| PASSAGE |
The maxillary sinus is an air cavity lying over and above the upper back teeth. There are many air cavities in the skull and their function is to allow air to circulate and humidify. The maxillary sinus has no major important biologic function and can increase in size and volume over time. If any of the maxillary teeth are lost, the sinus increases in size to occupy the area of the lost teeth. This means that bone volume is decreased and there may not be enough bone to place implants without intervention. Bone volume increase in this situation is achieved by grafting which lifts the sinus. Success rate for implants placed in the grafted maxillary sinus area is approximately 92%. Antibiotics and anti-inflammatory medication is prescribed before and after the procedure which is carried out under local anaesthetic. There are two methods by which the sinus is lifted.
Osteotome sinus lift
In this procedure, the area to be lifted is relatively small and the sinus anatomy favourable. The graft material is advanced into the sinus by an instrument called an osteotome through a small opening made in the gum at the site of the missing tooth. The implant is often placed at the same time as the grafting procedure or may be done after a period of healing.
Lateral window sinus lift
This technique is used when larger areas require lift. “A window” is made through the bone on the side of the sinus in the area above the missing teeth and graft material is placed directly into the sinus space. After several months of healing, the grafted bone integrates with the surrounding bone so that there is sufficient volume for implant placement.

| RECORDS SUPPLIED |
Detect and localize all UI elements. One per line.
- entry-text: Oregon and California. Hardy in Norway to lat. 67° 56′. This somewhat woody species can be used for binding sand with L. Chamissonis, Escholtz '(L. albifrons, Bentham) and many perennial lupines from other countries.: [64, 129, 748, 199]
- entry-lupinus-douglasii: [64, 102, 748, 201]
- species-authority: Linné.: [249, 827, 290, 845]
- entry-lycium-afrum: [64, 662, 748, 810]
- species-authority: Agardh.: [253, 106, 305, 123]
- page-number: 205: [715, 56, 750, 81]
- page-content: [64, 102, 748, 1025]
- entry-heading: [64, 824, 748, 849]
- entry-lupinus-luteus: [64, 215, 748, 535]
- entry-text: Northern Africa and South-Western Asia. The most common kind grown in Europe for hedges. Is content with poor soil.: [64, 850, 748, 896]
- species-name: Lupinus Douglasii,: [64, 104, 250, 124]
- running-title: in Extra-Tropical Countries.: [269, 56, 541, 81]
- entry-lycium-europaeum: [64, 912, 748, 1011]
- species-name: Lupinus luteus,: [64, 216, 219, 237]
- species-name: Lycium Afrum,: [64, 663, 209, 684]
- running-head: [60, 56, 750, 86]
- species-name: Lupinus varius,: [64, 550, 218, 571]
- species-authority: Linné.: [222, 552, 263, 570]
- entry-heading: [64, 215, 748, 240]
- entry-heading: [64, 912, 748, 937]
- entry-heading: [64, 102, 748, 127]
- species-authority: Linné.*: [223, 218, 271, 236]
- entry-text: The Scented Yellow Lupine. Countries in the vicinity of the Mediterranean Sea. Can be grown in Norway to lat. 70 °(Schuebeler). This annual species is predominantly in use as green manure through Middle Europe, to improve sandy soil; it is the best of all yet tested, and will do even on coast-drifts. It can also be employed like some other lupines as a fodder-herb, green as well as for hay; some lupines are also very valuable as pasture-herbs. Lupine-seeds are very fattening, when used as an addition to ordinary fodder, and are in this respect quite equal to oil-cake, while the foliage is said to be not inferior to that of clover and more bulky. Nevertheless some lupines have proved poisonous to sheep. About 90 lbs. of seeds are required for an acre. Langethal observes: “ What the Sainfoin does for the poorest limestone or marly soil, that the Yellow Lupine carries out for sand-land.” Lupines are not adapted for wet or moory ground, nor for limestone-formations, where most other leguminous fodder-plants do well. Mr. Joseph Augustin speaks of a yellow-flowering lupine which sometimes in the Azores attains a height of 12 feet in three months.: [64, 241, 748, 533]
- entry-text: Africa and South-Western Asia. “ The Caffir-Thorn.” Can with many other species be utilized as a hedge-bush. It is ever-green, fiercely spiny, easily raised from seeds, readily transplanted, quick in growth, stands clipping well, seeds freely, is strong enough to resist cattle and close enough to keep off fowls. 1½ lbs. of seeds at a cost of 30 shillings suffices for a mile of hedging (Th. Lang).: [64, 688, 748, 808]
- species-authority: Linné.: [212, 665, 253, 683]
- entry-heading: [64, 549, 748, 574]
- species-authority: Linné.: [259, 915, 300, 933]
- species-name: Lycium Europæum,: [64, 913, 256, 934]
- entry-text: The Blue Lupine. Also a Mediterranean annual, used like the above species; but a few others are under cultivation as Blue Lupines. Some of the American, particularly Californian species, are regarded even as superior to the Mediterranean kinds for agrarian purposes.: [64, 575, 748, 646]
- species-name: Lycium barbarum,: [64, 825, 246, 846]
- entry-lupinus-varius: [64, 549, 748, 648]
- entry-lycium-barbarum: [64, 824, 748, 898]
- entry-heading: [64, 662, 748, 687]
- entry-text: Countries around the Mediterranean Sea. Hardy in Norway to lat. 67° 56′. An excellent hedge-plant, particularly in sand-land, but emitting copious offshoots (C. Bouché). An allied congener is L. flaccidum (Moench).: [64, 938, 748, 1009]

| CHECK YOUR UNDERSTANDING |
1 > Answer each question from the passage on the maxillary sinus.
(a) What is the approximate success rate for implants placed in the grafted maxillary sinus area?
(b) In the osteotome sinus lift, what instrument advances the graft material into the sinus?
(c) In the lateral window sinus lift, where is the window made?
2 > Edit the passage on the maxillary sinus, starting at "Osteotome sinus lift" and ending at "for implant placement.", so that "bone substitute" replaces "graft material".
Answer using only the passage on the maxillary sinus.

| EXERCISE SOLUTIONS |
1 >
(a) Approximately 92%.
(b) An osteotome.
(c) Through the bone on the side of the sinus, in the area above the missing teeth.

2 >
Osteotome sinus lift
In this procedure, the area to be lifted is relatively small and the sinus anatomy favourable. The bone substitute is advanced into the sinus by an instrument called an osteotome through a small opening made in the gum at the site of the missing tooth. The implant is often placed at the same time as the grafting procedure or may be done after a period of healing.
Lateral window sinus lift
This technique is used when larger areas require lift. “A window” is made through the bone on the side of the sinus in the area above the missing teeth and bone substitute is placed directly into the sinus space. After several months of healing, the grafted bone integrates with the surrounding bone so that there is sufficient volume for implant placement.